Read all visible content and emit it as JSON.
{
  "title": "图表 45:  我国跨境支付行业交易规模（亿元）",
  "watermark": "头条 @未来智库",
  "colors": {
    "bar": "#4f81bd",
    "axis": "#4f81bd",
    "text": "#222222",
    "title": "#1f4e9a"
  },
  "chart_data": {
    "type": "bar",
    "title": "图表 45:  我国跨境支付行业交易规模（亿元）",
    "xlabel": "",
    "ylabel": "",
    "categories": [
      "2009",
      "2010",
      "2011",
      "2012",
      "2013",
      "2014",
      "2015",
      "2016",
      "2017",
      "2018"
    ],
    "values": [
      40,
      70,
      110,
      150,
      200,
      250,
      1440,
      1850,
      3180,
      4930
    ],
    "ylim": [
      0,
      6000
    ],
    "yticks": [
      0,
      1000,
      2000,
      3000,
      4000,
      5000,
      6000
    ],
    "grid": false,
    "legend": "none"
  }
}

=====

TASK GOAL:
Write out the whole listing again, exactly as it stands.

RESPONSE BELOW:
Read all visible content and emit it as JSON.
{
  "title": "图表 45:  我国跨境支付行业交易规模（亿元）",
  "watermark": "头条 @未来智库",
  "colors": {
    "bar": "#4f81bd",
    "axis": "#4f81bd",
    "text": "#222222",
    "title": "#1f4e9a"
  },
  "chart_data": {
    "type": "bar",
    "title": "图表 45:  我国跨境支付行业交易规模（亿元）",
    "xlabel": "",
    "ylabel": "",
    "categories": [
      "2009",
      "2010",
      "2011",
      "2012",
      "2013",
      "2014",
      "2015",
      "2016",
      "2017",
      "2018"
    ],
    "values": [
      40,
      70,
      110,
      150,
      200,
      250,
      1440,
      1850,
      3180,
      4930
    ],
    "ylim": [
      0,
      6000
    ],
    "yticks": [
      0,
      1000,
      2000,
      3000,
      4000,
      5000,
      6000
    ],
    "grid": false,
    "legend": "none"
  }
}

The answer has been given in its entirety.